# WHAT IS NEEDED
Give the listing below again in full, exactly as written.

★ ★ ★ ★

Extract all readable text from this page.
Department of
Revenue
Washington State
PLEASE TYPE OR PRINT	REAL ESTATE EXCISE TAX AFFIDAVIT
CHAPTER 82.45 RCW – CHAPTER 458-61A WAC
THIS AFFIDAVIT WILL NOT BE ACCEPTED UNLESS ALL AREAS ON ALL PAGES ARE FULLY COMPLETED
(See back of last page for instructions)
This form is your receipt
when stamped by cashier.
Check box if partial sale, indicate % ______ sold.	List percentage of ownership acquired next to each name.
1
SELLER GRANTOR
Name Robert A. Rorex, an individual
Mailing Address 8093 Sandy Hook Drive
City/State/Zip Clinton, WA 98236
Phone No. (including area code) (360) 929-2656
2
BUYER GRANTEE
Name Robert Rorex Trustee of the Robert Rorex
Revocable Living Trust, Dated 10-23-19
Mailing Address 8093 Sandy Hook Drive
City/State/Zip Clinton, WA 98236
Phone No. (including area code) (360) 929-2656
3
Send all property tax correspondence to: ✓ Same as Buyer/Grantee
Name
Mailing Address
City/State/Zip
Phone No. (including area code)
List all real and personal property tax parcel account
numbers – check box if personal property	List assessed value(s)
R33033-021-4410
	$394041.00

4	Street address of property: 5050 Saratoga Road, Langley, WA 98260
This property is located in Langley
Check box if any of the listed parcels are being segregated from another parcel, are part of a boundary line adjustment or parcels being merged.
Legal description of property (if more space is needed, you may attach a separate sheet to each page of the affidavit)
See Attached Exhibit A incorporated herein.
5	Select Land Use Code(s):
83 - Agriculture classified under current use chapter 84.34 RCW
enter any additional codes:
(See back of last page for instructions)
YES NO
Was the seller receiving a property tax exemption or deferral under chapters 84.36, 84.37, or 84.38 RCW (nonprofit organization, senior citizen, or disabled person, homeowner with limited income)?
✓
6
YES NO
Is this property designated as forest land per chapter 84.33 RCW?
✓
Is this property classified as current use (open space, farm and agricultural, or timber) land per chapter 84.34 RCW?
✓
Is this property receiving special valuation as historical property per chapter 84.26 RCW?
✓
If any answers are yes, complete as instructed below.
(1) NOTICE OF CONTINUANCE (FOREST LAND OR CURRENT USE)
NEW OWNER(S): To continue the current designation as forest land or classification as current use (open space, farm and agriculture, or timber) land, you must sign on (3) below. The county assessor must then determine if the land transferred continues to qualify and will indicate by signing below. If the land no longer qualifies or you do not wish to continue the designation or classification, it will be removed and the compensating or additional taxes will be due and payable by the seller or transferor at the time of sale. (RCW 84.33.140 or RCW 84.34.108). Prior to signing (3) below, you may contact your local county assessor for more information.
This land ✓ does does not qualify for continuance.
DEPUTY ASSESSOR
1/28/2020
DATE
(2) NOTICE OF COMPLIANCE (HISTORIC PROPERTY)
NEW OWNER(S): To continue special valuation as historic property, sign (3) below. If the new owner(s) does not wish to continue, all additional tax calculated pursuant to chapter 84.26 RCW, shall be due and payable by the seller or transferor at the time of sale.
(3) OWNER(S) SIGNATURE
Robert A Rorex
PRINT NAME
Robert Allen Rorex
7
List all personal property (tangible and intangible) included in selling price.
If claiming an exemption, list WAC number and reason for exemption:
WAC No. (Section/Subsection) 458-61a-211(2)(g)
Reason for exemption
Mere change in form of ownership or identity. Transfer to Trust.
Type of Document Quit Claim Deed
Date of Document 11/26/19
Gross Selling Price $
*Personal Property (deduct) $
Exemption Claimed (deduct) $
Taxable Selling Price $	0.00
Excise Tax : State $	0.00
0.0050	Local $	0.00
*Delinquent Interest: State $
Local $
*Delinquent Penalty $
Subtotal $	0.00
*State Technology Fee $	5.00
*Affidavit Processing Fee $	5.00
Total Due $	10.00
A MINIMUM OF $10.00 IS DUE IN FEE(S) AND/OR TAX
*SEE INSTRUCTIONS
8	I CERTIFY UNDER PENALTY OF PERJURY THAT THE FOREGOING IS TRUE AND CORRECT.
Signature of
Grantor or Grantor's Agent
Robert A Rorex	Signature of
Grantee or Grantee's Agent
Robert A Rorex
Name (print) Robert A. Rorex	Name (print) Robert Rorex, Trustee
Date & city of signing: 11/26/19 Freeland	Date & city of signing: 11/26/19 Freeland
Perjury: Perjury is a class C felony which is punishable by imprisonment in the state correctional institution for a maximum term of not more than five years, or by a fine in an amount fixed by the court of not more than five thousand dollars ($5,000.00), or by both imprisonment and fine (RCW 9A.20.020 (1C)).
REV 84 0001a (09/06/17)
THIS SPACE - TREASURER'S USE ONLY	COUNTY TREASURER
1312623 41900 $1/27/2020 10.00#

★ ★ ★ ★

# IN RESPONSE
Extract all readable text from this page.
Department of
Revenue
Washington State
PLEASE TYPE OR PRINT	REAL ESTATE EXCISE TAX AFFIDAVIT
CHAPTER 82.45 RCW – CHAPTER 458-61A WAC
THIS AFFIDAVIT WILL NOT BE ACCEPTED UNLESS ALL AREAS ON ALL PAGES ARE FULLY COMPLETED
(See back of last page for instructions)
This form is your receipt
when stamped by cashier.
Check box if partial sale, indicate % ______ sold.	List percentage of ownership acquired next to each name.
1
SELLER GRANTOR
Name Robert A. Rorex, an individual
Mailing Address 8093 Sandy Hook Drive
City/State/Zip Clinton, WA 98236
Phone No. (including area code) (360) 929-2656
2
BUYER GRANTEE
Name Robert Rorex Trustee of the Robert Rorex
Revocable Living Trust, Dated 10-23-19
Mailing Address 8093 Sandy Hook Drive
City/State/Zip Clinton, WA 98236
Phone No. (including area code) (360) 929-2656
3
Send all property tax correspondence to: ✓ Same as Buyer/Grantee
Name
Mailing Address
City/State/Zip
Phone No. (including area code)
List all real and personal property tax parcel account
numbers – check box if personal property	List assessed value(s)
R33033-021-4410
	$394041.00

4	Street address of property: 5050 Saratoga Road, Langley, WA 98260
This property is located in Langley
Check box if any of the listed parcels are being segregated from another parcel, are part of a boundary line adjustment or parcels being merged.
Legal description of property (if more space is needed, you may attach a separate sheet to each page of the affidavit)
See Attached Exhibit A incorporated herein.
5	Select Land Use Code(s):
83 - Agriculture classified under current use chapter 84.34 RCW
enter any additional codes:
(See back of last page for instructions)
YES NO
Was the seller receiving a property tax exemption or deferral under chapters 84.36, 84.37, or 84.38 RCW (nonprofit organization, senior citizen, or disabled person, homeowner with limited income)?
✓
6
YES NO
Is this property designated as forest land per chapter 84.33 RCW?
✓
Is this property classified as current use (open space, farm and agricultural, or timber) land per chapter 84.34 RCW?
✓
Is this property receiving special valuation as historical property per chapter 84.26 RCW?
✓
If any answers are yes, complete as instructed below.
(1) NOTICE OF CONTINUANCE (FOREST LAND OR CURRENT USE)
NEW OWNER(S): To continue the current designation as forest land or classification as current use (open space, farm and agriculture, or timber) land, you must sign on (3) below. The county assessor must then determine if the land transferred continues to qualify and will indicate by signing below. If the land no longer qualifies or you do not wish to continue the designation or classification, it will be removed and the compensating or additional taxes will be due and payable by the seller or transferor at the time of sale. (RCW 84.33.140 or RCW 84.34.108). Prior to signing (3) below, you may contact your local county assessor for more information.
This land ✓ does does not qualify for continuance.
DEPUTY ASSESSOR
1/28/2020
DATE
(2) NOTICE OF COMPLIANCE (HISTORIC PROPERTY)
NEW OWNER(S): To continue special valuation as historic property, sign (3) below. If the new owner(s) does not wish to continue, all additional tax calculated pursuant to chapter 84.26 RCW, shall be due and payable by the seller or transferor at the time of sale.
(3) OWNER(S) SIGNATURE
Robert A Rorex
PRINT NAME
Robert Allen Rorex
7
List all personal property (tangible and intangible) included in selling price.
If claiming an exemption, list WAC number and reason for exemption:
WAC No. (Section/Subsection) 458-61a-211(2)(g)
Reason for exemption
Mere change in form of ownership or identity. Transfer to Trust.
Type of Document Quit Claim Deed
Date of Document 11/26/19
Gross Selling Price $
*Personal Property (deduct) $
Exemption Claimed (deduct) $
Taxable Selling Price $	0.00
Excise Tax : State $	0.00
0.0050	Local $	0.00
*Delinquent Interest: State $
Local $
*Delinquent Penalty $
Subtotal $	0.00
*State Technology Fee $	5.00
*Affidavit Processing Fee $	5.00
Total Due $	10.00
A MINIMUM OF $10.00 IS DUE IN FEE(S) AND/OR TAX
*SEE INSTRUCTIONS
8	I CERTIFY UNDER PENALTY OF PERJURY THAT THE FOREGOING IS TRUE AND CORRECT.
Signature of
Grantor or Grantor's Agent
Robert A Rorex	Signature of
Grantee or Grantee's Agent
Robert A Rorex
Name (print) Robert A. Rorex	Name (print) Robert Rorex, Trustee
Date & city of signing: 11/26/19 Freeland	Date & city of signing: 11/26/19 Freeland
Perjury: Perjury is a class C felony which is punishable by imprisonment in the state correctional institution for a maximum term of not more than five years, or by a fine in an amount fixed by the court of not more than five thousand dollars ($5,000.00), or by both imprisonment and fine (RCW 9A.20.020 (1C)).
REV 84 0001a (09/06/17)
THIS SPACE - TREASURER'S USE ONLY	COUNTY TREASURER
1312623 41900 $1/27/2020 10.00#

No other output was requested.